▶ [Task prompt]:
Emit the data below verbatim, stripping out any pictures.

▶ [Provided material]:
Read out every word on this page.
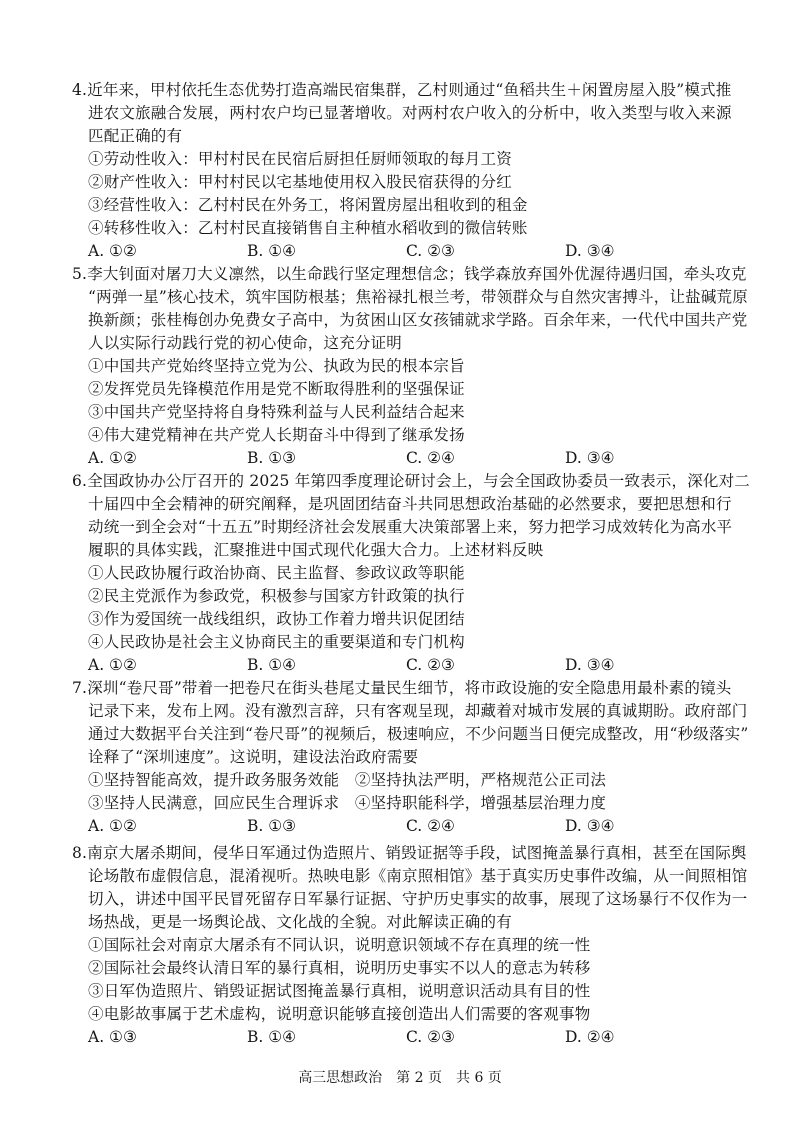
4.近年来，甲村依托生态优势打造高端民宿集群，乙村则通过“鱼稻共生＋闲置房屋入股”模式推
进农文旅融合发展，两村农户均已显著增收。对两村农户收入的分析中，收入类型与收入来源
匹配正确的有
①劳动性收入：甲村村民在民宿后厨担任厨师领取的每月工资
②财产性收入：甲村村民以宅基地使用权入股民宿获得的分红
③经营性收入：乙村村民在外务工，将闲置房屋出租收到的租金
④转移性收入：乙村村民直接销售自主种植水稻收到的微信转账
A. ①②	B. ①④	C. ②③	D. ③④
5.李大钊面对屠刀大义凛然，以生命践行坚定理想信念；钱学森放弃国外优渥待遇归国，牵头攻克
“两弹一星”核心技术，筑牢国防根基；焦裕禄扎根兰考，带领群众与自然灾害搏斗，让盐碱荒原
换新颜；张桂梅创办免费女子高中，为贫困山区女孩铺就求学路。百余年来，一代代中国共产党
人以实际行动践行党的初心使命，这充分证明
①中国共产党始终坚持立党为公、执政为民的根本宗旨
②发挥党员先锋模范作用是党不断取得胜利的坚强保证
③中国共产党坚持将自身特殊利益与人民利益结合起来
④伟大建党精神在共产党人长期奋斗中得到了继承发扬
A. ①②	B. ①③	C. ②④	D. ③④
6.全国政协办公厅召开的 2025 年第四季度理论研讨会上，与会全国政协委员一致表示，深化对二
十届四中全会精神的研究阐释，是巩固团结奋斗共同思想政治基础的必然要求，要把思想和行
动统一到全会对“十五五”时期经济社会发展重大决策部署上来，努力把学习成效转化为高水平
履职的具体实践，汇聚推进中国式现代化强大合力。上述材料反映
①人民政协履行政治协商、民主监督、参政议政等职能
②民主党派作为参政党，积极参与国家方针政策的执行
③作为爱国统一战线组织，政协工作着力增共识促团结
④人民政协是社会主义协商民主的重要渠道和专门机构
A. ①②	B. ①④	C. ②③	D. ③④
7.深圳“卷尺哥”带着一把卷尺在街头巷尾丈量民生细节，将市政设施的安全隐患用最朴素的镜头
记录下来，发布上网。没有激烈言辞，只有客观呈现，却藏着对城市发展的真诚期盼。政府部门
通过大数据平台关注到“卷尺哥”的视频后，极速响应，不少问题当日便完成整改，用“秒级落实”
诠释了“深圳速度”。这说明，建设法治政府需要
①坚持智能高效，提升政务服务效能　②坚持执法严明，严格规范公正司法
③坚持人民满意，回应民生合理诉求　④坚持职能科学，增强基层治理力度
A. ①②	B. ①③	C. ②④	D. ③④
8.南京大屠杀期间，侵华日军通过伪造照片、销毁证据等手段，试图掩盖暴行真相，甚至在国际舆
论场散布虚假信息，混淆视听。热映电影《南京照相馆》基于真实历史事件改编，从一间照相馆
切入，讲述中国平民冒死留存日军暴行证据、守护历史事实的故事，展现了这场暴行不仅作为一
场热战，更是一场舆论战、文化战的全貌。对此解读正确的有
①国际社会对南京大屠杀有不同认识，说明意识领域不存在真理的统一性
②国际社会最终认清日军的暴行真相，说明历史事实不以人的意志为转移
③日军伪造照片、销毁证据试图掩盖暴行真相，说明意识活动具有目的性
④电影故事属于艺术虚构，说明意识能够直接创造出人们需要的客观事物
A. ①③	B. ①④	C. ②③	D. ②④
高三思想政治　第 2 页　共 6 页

▶ [Solution]:
Read out every word on this page.
4.近年来，甲村依托生态优势打造高端民宿集群，乙村则通过“鱼稻共生＋闲置房屋入股”模式推
进农文旅融合发展，两村农户均已显著增收。对两村农户收入的分析中，收入类型与收入来源
匹配正确的有
①劳动性收入：甲村村民在民宿后厨担任厨师领取的每月工资
②财产性收入：甲村村民以宅基地使用权入股民宿获得的分红
③经营性收入：乙村村民在外务工，将闲置房屋出租收到的租金
④转移性收入：乙村村民直接销售自主种植水稻收到的微信转账
A. ①②	B. ①④	C. ②③	D. ③④
5.李大钊面对屠刀大义凛然，以生命践行坚定理想信念；钱学森放弃国外优渥待遇归国，牵头攻克
“两弹一星”核心技术，筑牢国防根基；焦裕禄扎根兰考，带领群众与自然灾害搏斗，让盐碱荒原
换新颜；张桂梅创办免费女子高中，为贫困山区女孩铺就求学路。百余年来，一代代中国共产党
人以实际行动践行党的初心使命，这充分证明
①中国共产党始终坚持立党为公、执政为民的根本宗旨
②发挥党员先锋模范作用是党不断取得胜利的坚强保证
③中国共产党坚持将自身特殊利益与人民利益结合起来
④伟大建党精神在共产党人长期奋斗中得到了继承发扬
A. ①②	B. ①③	C. ②④	D. ③④
6.全国政协办公厅召开的 2025 年第四季度理论研讨会上，与会全国政协委员一致表示，深化对二
十届四中全会精神的研究阐释，是巩固团结奋斗共同思想政治基础的必然要求，要把思想和行
动统一到全会对“十五五”时期经济社会发展重大决策部署上来，努力把学习成效转化为高水平
履职的具体实践，汇聚推进中国式现代化强大合力。上述材料反映
①人民政协履行政治协商、民主监督、参政议政等职能
②民主党派作为参政党，积极参与国家方针政策的执行
③作为爱国统一战线组织，政协工作着力增共识促团结
④人民政协是社会主义协商民主的重要渠道和专门机构
A. ①②	B. ①④	C. ②③	D. ③④
7.深圳“卷尺哥”带着一把卷尺在街头巷尾丈量民生细节，将市政设施的安全隐患用最朴素的镜头
记录下来，发布上网。没有激烈言辞，只有客观呈现，却藏着对城市发展的真诚期盼。政府部门
通过大数据平台关注到“卷尺哥”的视频后，极速响应，不少问题当日便完成整改，用“秒级落实”
诠释了“深圳速度”。这说明，建设法治政府需要
①坚持智能高效，提升政务服务效能　②坚持执法严明，严格规范公正司法
③坚持人民满意，回应民生合理诉求　④坚持职能科学，增强基层治理力度
A. ①②	B. ①③	C. ②④	D. ③④
8.南京大屠杀期间，侵华日军通过伪造照片、销毁证据等手段，试图掩盖暴行真相，甚至在国际舆
论场散布虚假信息，混淆视听。热映电影《南京照相馆》基于真实历史事件改编，从一间照相馆
切入，讲述中国平民冒死留存日军暴行证据、守护历史事实的故事，展现了这场暴行不仅作为一
场热战，更是一场舆论战、文化战的全貌。对此解读正确的有
①国际社会对南京大屠杀有不同认识，说明意识领域不存在真理的统一性
②国际社会最终认清日军的暴行真相，说明历史事实不以人的意志为转移
③日军伪造照片、销毁证据试图掩盖暴行真相，说明意识活动具有目的性
④电影故事属于艺术虚构，说明意识能够直接创造出人们需要的客观事物
A. ①③	B. ①④	C. ②③	D. ②④
高三思想政治　第 2 页　共 6 页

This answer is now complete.